PROBLEM DETAILS:
Identify the lines that contain the word "each", then copy them.

++++ DATA ROWS

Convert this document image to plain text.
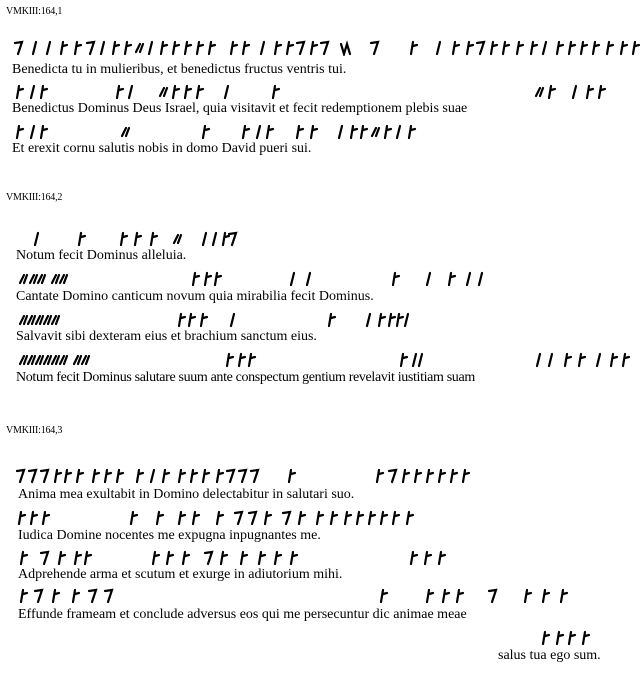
VMKIII:164,1
Benedicta tu in mulieribus, et benedictus fructus ventris tui.
Benedictus Dominus Deus Israel, quia visitavit et fecit redemptionem plebis suae
Et erexit cornu salutis nobis in domo David pueri sui.
VMKIII:164,2
Notum fecit Dominus alleluia.
Cantate Domino canticum novum quia mirabilia fecit Dominus.
Salvavit sibi dexteram eius et brachium sanctum eius.
Notum fecit Dominus salutare suum ante conspectum gentium revelavit iustitiam suam
VMKIII:164,3
Anima mea exultabit in Domino delectabitur in salutari suo.
Iudica Domine nocentes me expugna inpugnantes me.
Adprehende arma et scutum et exurge in adiutorium mihi.
Effunde frameam et conclude adversus eos qui me persecuntur dic animae meae
salus tua ego sum.
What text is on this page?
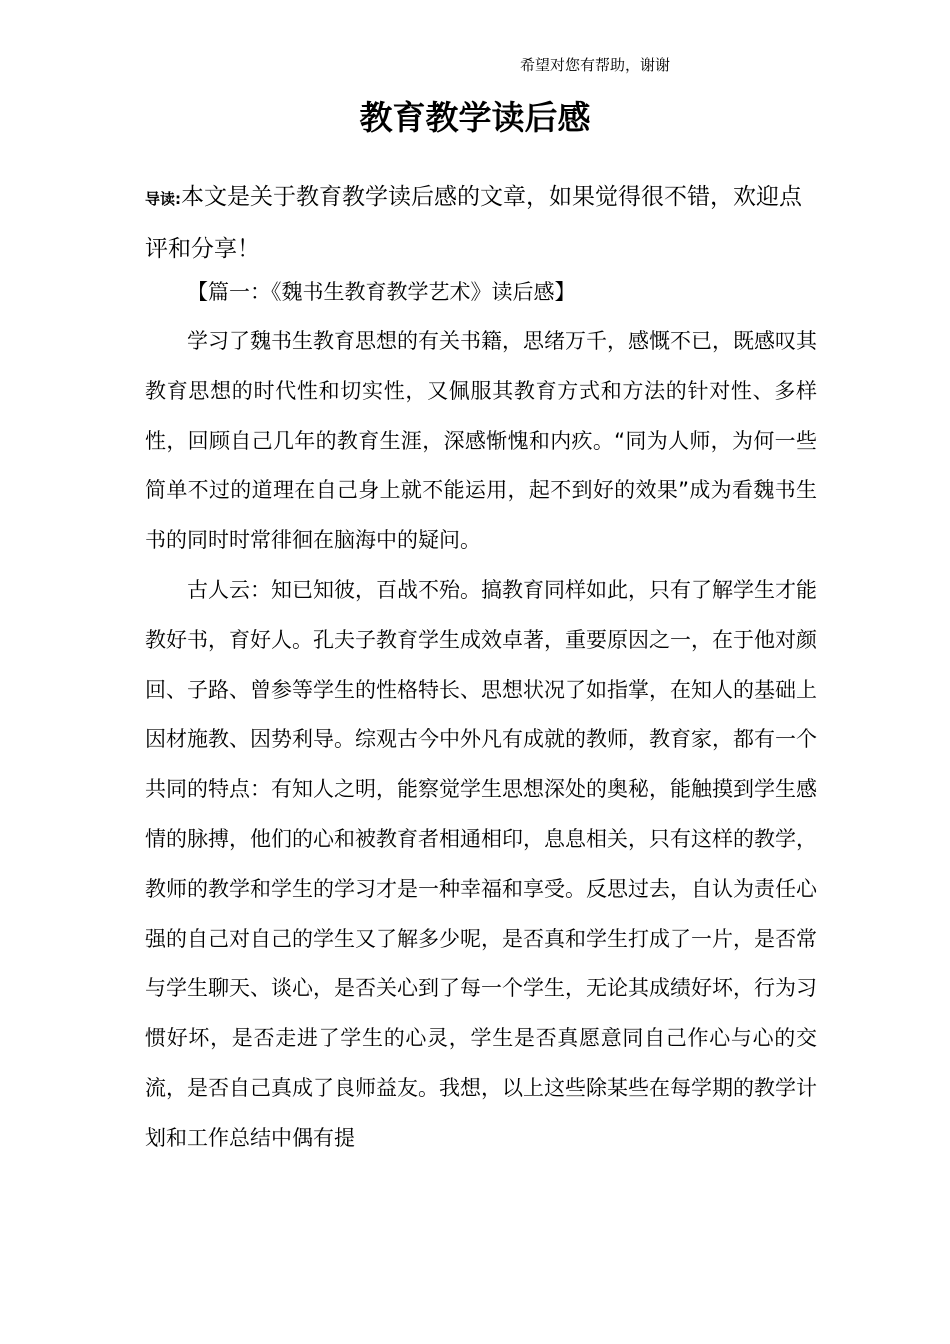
希望对您有帮助，谢谢
教育教学读后感

导读:本文是关于教育教学读后感的文章，如果觉得很不错，欢迎点评和分享！

【篇一：《魏书生教育教学艺术》读后感】

学习了魏书生教育思想的有关书籍，思绪万千，感慨不已，既感叹其教育思想的时代性和切实性，又佩服其教育方式和方法的针对性、多样性，回顾自己几年的教育生涯，深感惭愧和内疚。“同为人师，为何一些简单不过的道理在自己身上就不能运用，起不到好的效果”成为看魏书生书的同时时常徘徊在脑海中的疑问。

古人云：知已知彼，百战不殆。搞教育同样如此，只有了解学生才能教好书，育好人。孔夫子教育学生成效卓著，重要原因之一，在于他对颜回、子路、曾参等学生的性格特长、思想状况了如指掌，在知人的基础上因材施教、因势利导。综观古今中外凡有成就的教师，教育家，都有一个共同的特点：有知人之明，能察觉学生思想深处的奥秘，能触摸到学生感情的脉搏，他们的心和被教育者相通相印，息息相关，只有这样的教学，教师的教学和学生的学习才是一种幸福和享受。反思过去，自认为责任心强的自己对自己的学生又了解多少呢，是否真和学生打成了一片，是否常与学生聊天、谈心，是否关心到了每一个学生，无论其成绩好坏，行为习惯好坏，是否走进了学生的心灵，学生是否真愿意同自己作心与心的交流，是否自己真成了良师益友。我想，以上这些除某些在每学期的教学计划和工作总结中偶有提
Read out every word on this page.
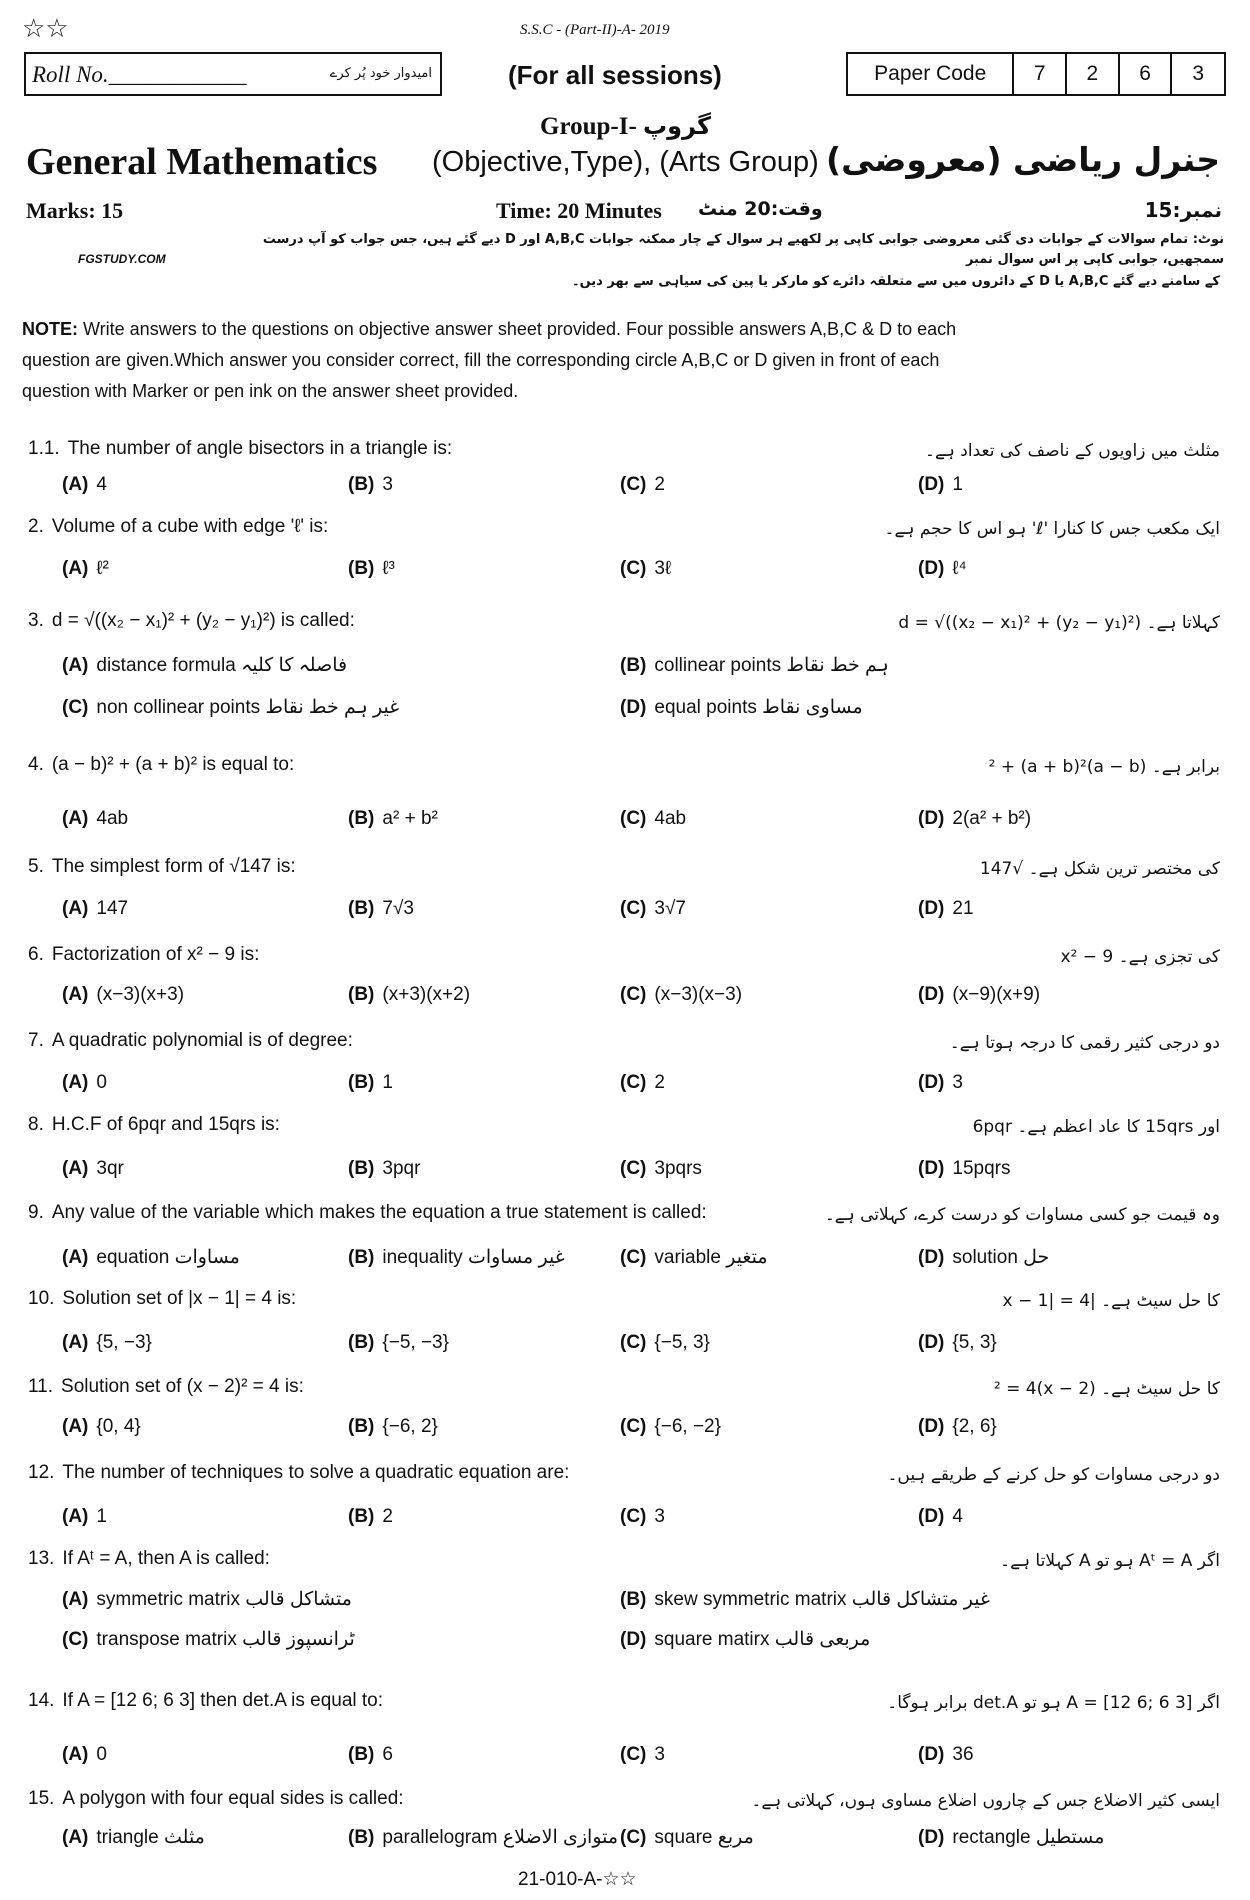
☆☆	S.S.C - (Part-II)-A- 2019
Roll No.____________	امیدوار خود پُر کرے	(For all sessions)	Paper Code	7	2	6	3
Group-I- گروپ
General Mathematics (Objective,Type), (Arts Group) جنرل ریاضی (معروضی)
Marks: 15	Time: 20 Minutes وقت:20 منٹ	نمبر:15
نوٹ: تمام سوالات کے جوابات دی گئی معروضی جوابی کاپی پر لکھیے ہر سوال کے چار ممکنہ جوابات A,B,C اور D دیے گئے ہیں، جس جواب کو آپ درست سمجھیں، جوابی کاپی پر اس سوال نمبر
کے سامنے دیے گئے A,B,C یا D کے دائروں میں سے متعلقہ دائرے کو مارکر یا پین کی سیاہی سے بھر دیں۔
FGSTUDY.COM
NOTE: Write answers to the questions on objective answer sheet provided. Four possible answers A,B,C & D to each
question are given.Which answer you consider correct, fill the corresponding circle A,B,C or D given in front of each
question with Marker or pen ink on the answer sheet provided.
1.1. The number of angle bisectors in a triangle is:	مثلث میں زاویوں کے ناصف کی تعداد ہے۔
(A) 4	(B) 3	(C) 2	(D) 1
2. Volume of a cube with edge 'ℓ' is:	ایک مکعب جس کا کنارا 'ℓ' ہو اس کا حجم ہے۔
(A) ℓ²	(B) ℓ³	(C) 3ℓ	(D) ℓ⁴
3. d = √((x₂ − x₁)² + (y₂ − y₁)²) is called:	کہلاتا ہے۔ d = √((x₂ − x₁)² + (y₂ − y₁)²)
(A) distance formula فاصلہ کا کلیہ	(B) collinear points ہم خط نقاط
(C) non collinear points غیر ہم خط نقاط	(D) equal points مساوی نقاط
4. (a − b)² + (a + b)² is equal to:	برابر ہے۔ (a − b)² + (a + b)²
(A) 4ab	(B) a² + b²	(C) 4ab	(D) 2(a² + b²)
5. The simplest form of √147 is:	کی مختصر ترین شکل ہے۔ √147
(A) 147	(B) 7√3	(C) 3√7	(D) 21
6. Factorization of x² − 9 is:	کی تجزی ہے۔ x² − 9
(A) (x−3)(x+3)	(B) (x+3)(x+2)	(C) (x−3)(x−3)	(D) (x−9)(x+9)
7. A quadratic polynomial is of degree:	دو درجی کثیر رقمی کا درجہ ہوتا ہے۔
(A) 0	(B) 1	(C) 2	(D) 3
8. H.C.F of 6pqr and 15qrs is:	اور 15qrs کا عاد اعظم ہے۔ 6pqr
(A) 3qr	(B) 3pqr	(C) 3pqrs	(D) 15pqrs
9. Any value of the variable which makes the equation a true statement is called:	وہ قیمت جو کسی مساوات کو درست کرے، کہلاتی ہے۔
(A) equation مساوات	(B) inequality غیر مساوات	(C) variable متغیر	(D) solution حل
10. Solution set of |x − 1| = 4 is:	کا حل سیٹ ہے۔ |x − 1| = 4
(A) {5, −3}	(B) {−5, −3}	(C) {−5, 3}	(D) {5, 3}
11. Solution set of (x − 2)² = 4 is:	کا حل سیٹ ہے۔ (x − 2)² = 4
(A) {0, 4}	(B) {−6, 2}	(C) {−6, −2}	(D) {2, 6}
12. The number of techniques to solve a quadratic equation are:	دو درجی مساوات کو حل کرنے کے طریقے ہیں۔
(A) 1	(B) 2	(C) 3	(D) 4
13. If Aᵗ = A, then A is called:	اگر Aᵗ = A ہو تو A کہلاتا ہے۔
(A) symmetric matrix متشاکل قالب	(B) skew symmetric matrix غیر متشاکل قالب
(C) transpose matrix ٹرانسپوز قالب	(D) square matirx مربعی قالب
14. If A = [12 6; 6 3] then det.A is equal to:	اگر A = [12 6; 6 3] ہو تو det.A برابر ہوگا۔
(A) 0	(B) 6	(C) 3	(D) 36
15. A polygon with four equal sides is called:	ایسی کثیر الاضلاع جس کے چاروں اضلاع مساوی ہوں، کہلاتی ہے۔
(A) triangle مثلث	(B) parallelogram متوازی الاضلاع (C) square مربع	(D) rectangle مستطیل
21-010-A-☆☆
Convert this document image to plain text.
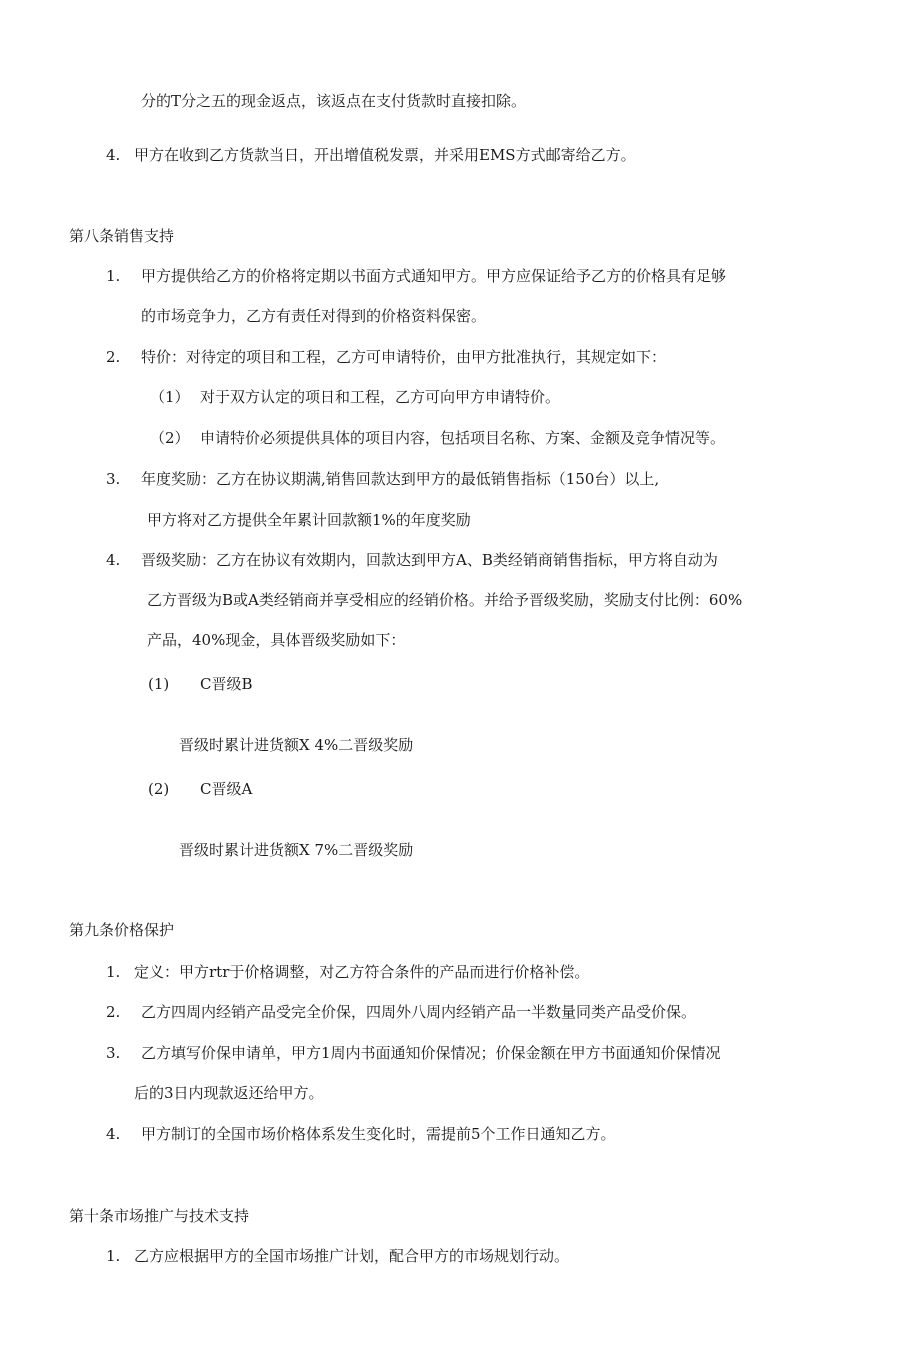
分的T分之五的现金返点，该返点在支付货款时直接扣除。
4. 甲方在收到乙方货款当日，开出增值税发票，并采用EMS方式邮寄给乙方。
第八条销售支持
1. 甲方提供给乙方的价格将定期以书面方式通知甲方。甲方应保证给予乙方的价格具有足够
的市场竞争力，乙方有责任对得到的价格资料保密。
2. 特价：对待定的项目和工程，乙方可申请特价，由甲方批准执行，其规定如下：
（1） 对于双方认定的项日和工程，乙方可向甲方申请特价。
（2） 申请特价必须提供具体的项目内容，包括项目名称、方案、金额及竞争情况等。
3. 年度奖励：乙方在协议期满,销售回款达到甲方的最低销售指标（150台）以上,
甲方将对乙方提供全年累计回款额1%的年度奖励
4. 晋级奖励：乙方在协议有效期内，回款达到甲方A、B类经销商销售指标，甲方将自动为
乙方晋级为B或A类经销商并享受相应的经销价格。并给予晋级奖励，奖励支付比例：60%
产品，40%现金，具体晋级奖励如下：
(1) C晋级B
晋级时累计进货额X 4%二晋级奖励
(2) C晋级A
晋级时累计进货额X 7%二晋级奖励
第九条价格保护
1. 定义：甲方rtr于价格调整，对乙方符合条件的产品而进行价格补偿。
2. 乙方四周内经销产品受完全价保，四周外八周内经销产品一半数量同类产品受价保。
3. 乙方填写价保申请单，甲方1周内书面通知价保情况；价保金额在甲方书面通知价保情况
后的3日内现款返还给甲方。
4. 甲方制订的全国市场价格体系发生变化时，需提前5个工作日通知乙方。
第十条市场推广与技术支持
1. 乙方应根据甲方的全国市场推广计划，配合甲方的市场规划行动。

++++++++

RESPONSE:
NOTE: Write answers to the questions on objective answer sheet provided. Four possible answers A,B,C & D to each
question are given.Which answer you consider correct, fill the corresponding circle A,B,C or D given in front of each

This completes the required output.